The listing beneath should be written out in full, exactly as shown.
** Start Entries supplied **
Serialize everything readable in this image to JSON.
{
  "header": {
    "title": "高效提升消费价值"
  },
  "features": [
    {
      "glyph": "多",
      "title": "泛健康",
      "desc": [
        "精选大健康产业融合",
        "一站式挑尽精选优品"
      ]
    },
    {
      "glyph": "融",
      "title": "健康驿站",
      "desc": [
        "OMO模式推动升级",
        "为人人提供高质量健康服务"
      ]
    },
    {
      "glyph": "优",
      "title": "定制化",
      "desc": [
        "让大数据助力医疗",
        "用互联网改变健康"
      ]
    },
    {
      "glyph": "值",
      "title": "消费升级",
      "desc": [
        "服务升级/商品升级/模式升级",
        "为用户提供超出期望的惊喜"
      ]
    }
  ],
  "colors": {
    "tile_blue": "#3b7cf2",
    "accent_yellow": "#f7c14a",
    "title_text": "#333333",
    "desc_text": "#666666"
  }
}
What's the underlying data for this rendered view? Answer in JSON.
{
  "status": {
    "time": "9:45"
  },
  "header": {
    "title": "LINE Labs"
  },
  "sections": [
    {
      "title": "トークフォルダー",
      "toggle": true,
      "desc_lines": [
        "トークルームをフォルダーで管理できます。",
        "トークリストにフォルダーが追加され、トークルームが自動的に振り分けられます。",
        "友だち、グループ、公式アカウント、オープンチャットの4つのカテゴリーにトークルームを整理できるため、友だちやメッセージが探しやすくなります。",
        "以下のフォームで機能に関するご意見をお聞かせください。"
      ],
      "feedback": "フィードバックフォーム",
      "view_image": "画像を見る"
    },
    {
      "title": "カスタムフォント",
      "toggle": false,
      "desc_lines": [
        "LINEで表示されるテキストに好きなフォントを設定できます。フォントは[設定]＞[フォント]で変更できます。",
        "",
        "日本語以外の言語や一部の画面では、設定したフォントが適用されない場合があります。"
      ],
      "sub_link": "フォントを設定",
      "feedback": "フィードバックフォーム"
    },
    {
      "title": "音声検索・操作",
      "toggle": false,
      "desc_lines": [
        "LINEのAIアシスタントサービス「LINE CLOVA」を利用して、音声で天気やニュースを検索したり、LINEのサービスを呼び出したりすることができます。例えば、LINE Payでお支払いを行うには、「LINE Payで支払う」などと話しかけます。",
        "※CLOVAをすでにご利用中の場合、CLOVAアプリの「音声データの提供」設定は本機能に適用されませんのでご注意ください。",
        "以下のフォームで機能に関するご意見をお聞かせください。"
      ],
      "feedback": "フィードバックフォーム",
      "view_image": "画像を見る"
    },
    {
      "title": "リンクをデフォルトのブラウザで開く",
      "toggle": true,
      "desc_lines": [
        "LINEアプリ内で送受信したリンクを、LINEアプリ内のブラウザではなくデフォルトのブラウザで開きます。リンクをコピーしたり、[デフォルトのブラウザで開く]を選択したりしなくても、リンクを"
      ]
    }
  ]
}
** End Entries supplied **
Exercise result:
Serialize everything readable in this image to JSON.
{
  "header": {
    "title": "高效提升消费价值"
  },
  "features": [
    {
      "glyph": "多",
      "title": "泛健康",
      "desc": [
        "精选大健康产业融合",
        "一站式挑尽精选优品"
      ]
    },
    {
      "glyph": "融",
      "title": "健康驿站",
      "desc": [
        "OMO模式推动升级",
        "为人人提供高质量健康服务"
      ]
    },
    {
      "glyph": "优",
      "title": "定制化",
      "desc": [
        "让大数据助力医疗",
        "用互联网改变健康"
      ]
    },
    {
      "glyph": "值",
      "title": "消费升级",
      "desc": [
        "服务升级/商品升级/模式升级",
        "为用户提供超出期望的惊喜"
      ]
    }
  ],
  "colors": {
    "tile_blue": "#3b7cf2",
    "accent_yellow": "#f7c14a",
    "title_text": "#333333",
    "desc_text": "#666666"
  }
}
What's the underlying data for this rendered view? Answer in JSON.
{
  "status": {
    "time": "9:45"
  },
  "header": {
    "title": "LINE Labs"
  },
  "sections": [
    {
      "title": "トークフォルダー",
      "toggle": true,
      "desc_lines": [
        "トークルームをフォルダーで管理できます。",
        "トークリストにフォルダーが追加され、トークルームが自動的に振り分けられます。",
        "友だち、グループ、公式アカウント、オープンチャットの4つのカテゴリーにトークルームを整理できるため、友だちやメッセージが探しやすくなります。",
        "以下のフォームで機能に関するご意見をお聞かせください。"
      ],
      "feedback": "フィードバックフォーム",
      "view_image": "画像を見る"
    },
    {
      "title": "カスタムフォント",
      "toggle": false,
      "desc_lines": [
        "LINEで表示されるテキストに好きなフォントを設定できます。フォントは[設定]＞[フォント]で変更できます。",
        "",
        "日本語以外の言語や一部の画面では、設定したフォントが適用されない場合があります。"
      ],
      "sub_link": "フォントを設定",
      "feedback": "フィードバックフォーム"
    },
    {
      "title": "音声検索・操作",
      "toggle": false,
      "desc_lines": [
        "LINEのAIアシスタントサービス「LINE CLOVA」を利用して、音声で天気やニュースを検索したり、LINEのサービスを呼び出したりすることができます。例えば、LINE Payでお支払いを行うには、「LINE Payで支払う」などと話しかけます。",
        "※CLOVAをすでにご利用中の場合、CLOVAアプリの「音声データの提供」設定は本機能に適用されませんのでご注意ください。",
        "以下のフォームで機能に関するご意見をお聞かせください。"
      ],
      "feedback": "フィードバックフォーム",
      "view_image": "画像を見る"
    },
    {
      "title": "リンクをデフォルトのブラウザで開く",
      "toggle": true,
      "desc_lines": [
        "LINEアプリ内で送受信したリンクを、LINEアプリ内のブラウザではなくデフォルトのブラウザで開きます。リンクをコピーしたり、[デフォルトのブラウザで開く]を選択したりしなくても、リンクを"
      ]
    }
  ]
}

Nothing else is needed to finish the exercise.